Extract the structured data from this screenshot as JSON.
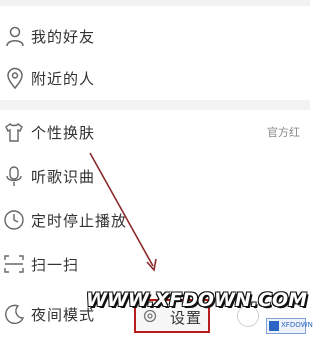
{
  "menu": {
    "group1": [
      {
        "label": "我的好友",
        "icon": "person-icon"
      },
      {
        "label": "附近的人",
        "icon": "location-pin-icon"
      }
    ],
    "group2": [
      {
        "label": "个性换肤",
        "icon": "tshirt-icon",
        "right_text": "官方红"
      },
      {
        "label": "听歌识曲",
        "icon": "microphone-icon"
      },
      {
        "label": "定时停止播放",
        "icon": "clock-icon"
      },
      {
        "label": "扫一扫",
        "icon": "scan-icon"
      },
      {
        "label": "夜间模式",
        "icon": "moon-icon"
      }
    ]
  },
  "footer": {
    "settings_label": "设置",
    "settings_icon": "gear-icon",
    "exit_icon": "power-icon"
  },
  "watermark": {
    "text": "WWW.XFDOWN.COM",
    "logo_text": "XFDOWN"
  },
  "annotation": {
    "arrow_color": "#8b2a2a",
    "highlight_color": "#b81c1c"
  }
}
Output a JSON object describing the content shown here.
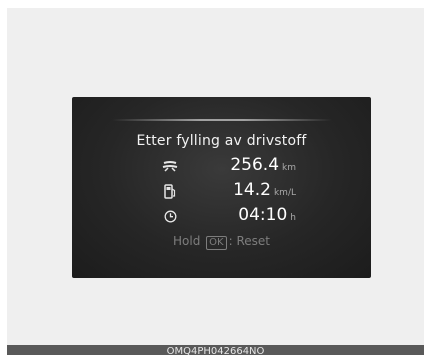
{
  "display": {
    "title": "Etter fylling av drivstoff",
    "rows": [
      {
        "icon": "distance-road-icon",
        "value": "256.4",
        "unit": "km"
      },
      {
        "icon": "fuel-pump-icon",
        "value": "14.2",
        "unit": "km/L"
      },
      {
        "icon": "clock-icon",
        "value": "04:10",
        "unit": "h"
      }
    ],
    "hint": {
      "prefix": "Hold",
      "key": "OK",
      "suffix": ": Reset"
    }
  },
  "caption": "OMQ4PH042664NO",
  "colors": {
    "screen": "#262626",
    "text": "#ffffff",
    "dim": "#7d7d7d",
    "frame": "#efefef",
    "caption_bar": "#595959"
  }
}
○ ○ ○ ○
• Goal of the exercise
Output the data above without changes, apart from leaving out the pictures.

• Task result
Extract the structured data from this screenshot as JSON.
{
  "menu": {
    "group1": [
      {
        "label": "我的好友",
        "icon": "person-icon"
      },
      {
        "label": "附近的人",
        "icon": "location-pin-icon"
      }
    ],
    "group2": [
      {
        "label": "个性换肤",
        "icon": "tshirt-icon",
        "right_text": "官方红"
      },
      {
        "label": "听歌识曲",
        "icon": "microphone-icon"
      },
      {
        "label": "定时停止播放",
        "icon": "clock-icon"
      },
      {
        "label": "扫一扫",
        "icon": "scan-icon"
      },
      {
        "label": "夜间模式",
        "icon": "moon-icon"
      }
    ]
  },
  "footer": {
    "settings_label": "设置",
    "settings_icon": "gear-icon",
    "exit_icon": "power-icon"
  },
  "watermark": {
    "text": "WWW.XFDOWN.COM",
    "logo_text": "XFDOWN"
  },
  "annotation": {
    "arrow_color": "#8b2a2a",
    "highlight_color": "#b81c1c"
  }
}
Output a JSON object describing the content shown here.
{
  "display": {
    "title": "Etter fylling av drivstoff",
    "rows": [
      {
        "icon": "distance-road-icon",
        "value": "256.4",
        "unit": "km"
      },
      {
        "icon": "fuel-pump-icon",
        "value": "14.2",
        "unit": "km/L"
      },
      {
        "icon": "clock-icon",
        "value": "04:10",
        "unit": "h"
      }
    ],
    "hint": {
      "prefix": "Hold",
      "key": "OK",
      "suffix": ": Reset"
    }
  },
  "caption": "OMQ4PH042664NO",
  "colors": {
    "screen": "#262626",
    "text": "#ffffff",
    "dim": "#7d7d7d",
    "frame": "#efefef",
    "caption_bar": "#595959"
  }
}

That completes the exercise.